■ **WRITTEN INSTRUCTION**:
Leaving out every picture, quote the data below exactly as it appears.

(Stored items)
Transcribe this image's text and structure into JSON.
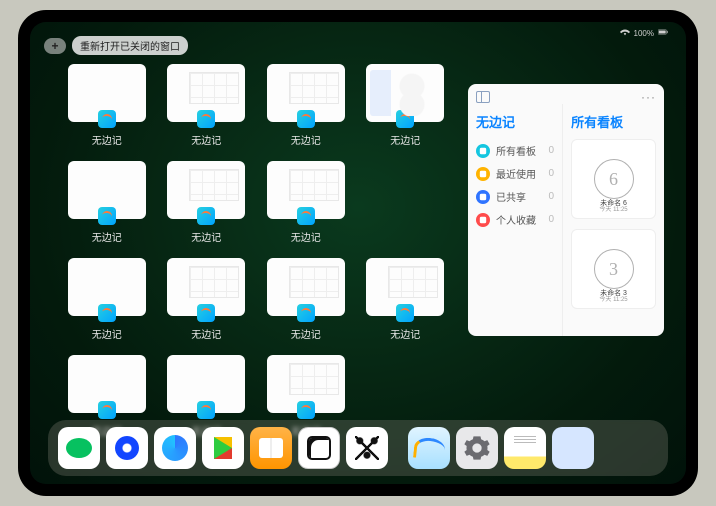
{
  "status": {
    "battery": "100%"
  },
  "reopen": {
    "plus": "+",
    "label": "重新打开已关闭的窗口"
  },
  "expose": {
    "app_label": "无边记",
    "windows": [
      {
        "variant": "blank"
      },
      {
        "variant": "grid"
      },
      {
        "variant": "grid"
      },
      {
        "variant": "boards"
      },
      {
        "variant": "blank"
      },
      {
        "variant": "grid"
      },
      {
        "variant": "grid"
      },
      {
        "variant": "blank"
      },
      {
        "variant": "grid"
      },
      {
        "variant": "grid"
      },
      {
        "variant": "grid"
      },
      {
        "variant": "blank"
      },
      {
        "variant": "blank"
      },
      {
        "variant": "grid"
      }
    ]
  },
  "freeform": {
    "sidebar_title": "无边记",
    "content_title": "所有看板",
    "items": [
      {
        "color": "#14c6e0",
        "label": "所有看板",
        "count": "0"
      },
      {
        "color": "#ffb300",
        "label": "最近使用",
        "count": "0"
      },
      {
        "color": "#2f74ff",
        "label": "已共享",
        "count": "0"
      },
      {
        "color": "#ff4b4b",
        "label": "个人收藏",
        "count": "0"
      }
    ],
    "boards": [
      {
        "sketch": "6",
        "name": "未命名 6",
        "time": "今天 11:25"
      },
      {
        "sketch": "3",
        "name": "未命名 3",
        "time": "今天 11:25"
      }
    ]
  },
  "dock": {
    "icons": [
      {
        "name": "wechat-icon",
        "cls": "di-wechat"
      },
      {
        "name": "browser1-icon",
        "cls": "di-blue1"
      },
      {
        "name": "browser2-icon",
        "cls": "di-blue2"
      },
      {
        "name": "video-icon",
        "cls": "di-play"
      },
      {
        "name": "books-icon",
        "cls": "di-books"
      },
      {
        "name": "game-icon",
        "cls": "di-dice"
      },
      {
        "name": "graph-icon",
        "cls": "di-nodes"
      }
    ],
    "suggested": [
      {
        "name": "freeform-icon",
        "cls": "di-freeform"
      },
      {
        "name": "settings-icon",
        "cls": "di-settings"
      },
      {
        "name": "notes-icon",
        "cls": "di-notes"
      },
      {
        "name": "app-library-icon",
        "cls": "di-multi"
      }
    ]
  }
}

■ **ANSWER TO THE PROBLEM**:
Transcribe this image's text and structure into JSON.
{
  "status": {
    "battery": "100%"
  },
  "reopen": {
    "plus": "+",
    "label": "重新打开已关闭的窗口"
  },
  "expose": {
    "app_label": "无边记",
    "windows": [
      {
        "variant": "blank"
      },
      {
        "variant": "grid"
      },
      {
        "variant": "grid"
      },
      {
        "variant": "boards"
      },
      {
        "variant": "blank"
      },
      {
        "variant": "grid"
      },
      {
        "variant": "grid"
      },
      {
        "variant": "blank"
      },
      {
        "variant": "grid"
      },
      {
        "variant": "grid"
      },
      {
        "variant": "grid"
      },
      {
        "variant": "blank"
      },
      {
        "variant": "blank"
      },
      {
        "variant": "grid"
      }
    ]
  },
  "freeform": {
    "sidebar_title": "无边记",
    "content_title": "所有看板",
    "items": [
      {
        "color": "#14c6e0",
        "label": "所有看板",
        "count": "0"
      },
      {
        "color": "#ffb300",
        "label": "最近使用",
        "count": "0"
      },
      {
        "color": "#2f74ff",
        "label": "已共享",
        "count": "0"
      },
      {
        "color": "#ff4b4b",
        "label": "个人收藏",
        "count": "0"
      }
    ],
    "boards": [
      {
        "sketch": "6",
        "name": "未命名 6",
        "time": "今天 11:25"
      },
      {
        "sketch": "3",
        "name": "未命名 3",
        "time": "今天 11:25"
      }
    ]
  },
  "dock": {
    "icons": [
      {
        "name": "wechat-icon",
        "cls": "di-wechat"
      },
      {
        "name": "browser1-icon",
        "cls": "di-blue1"
      },
      {
        "name": "browser2-icon",
        "cls": "di-blue2"
      },
      {
        "name": "video-icon",
        "cls": "di-play"
      },
      {
        "name": "books-icon",
        "cls": "di-books"
      },
      {
        "name": "game-icon",
        "cls": "di-dice"
      },
      {
        "name": "graph-icon",
        "cls": "di-nodes"
      }
    ],
    "suggested": [
      {
        "name": "freeform-icon",
        "cls": "di-freeform"
      },
      {
        "name": "settings-icon",
        "cls": "di-settings"
      },
      {
        "name": "notes-icon",
        "cls": "di-notes"
      },
      {
        "name": "app-library-icon",
        "cls": "di-multi"
      }
    ]
  }
}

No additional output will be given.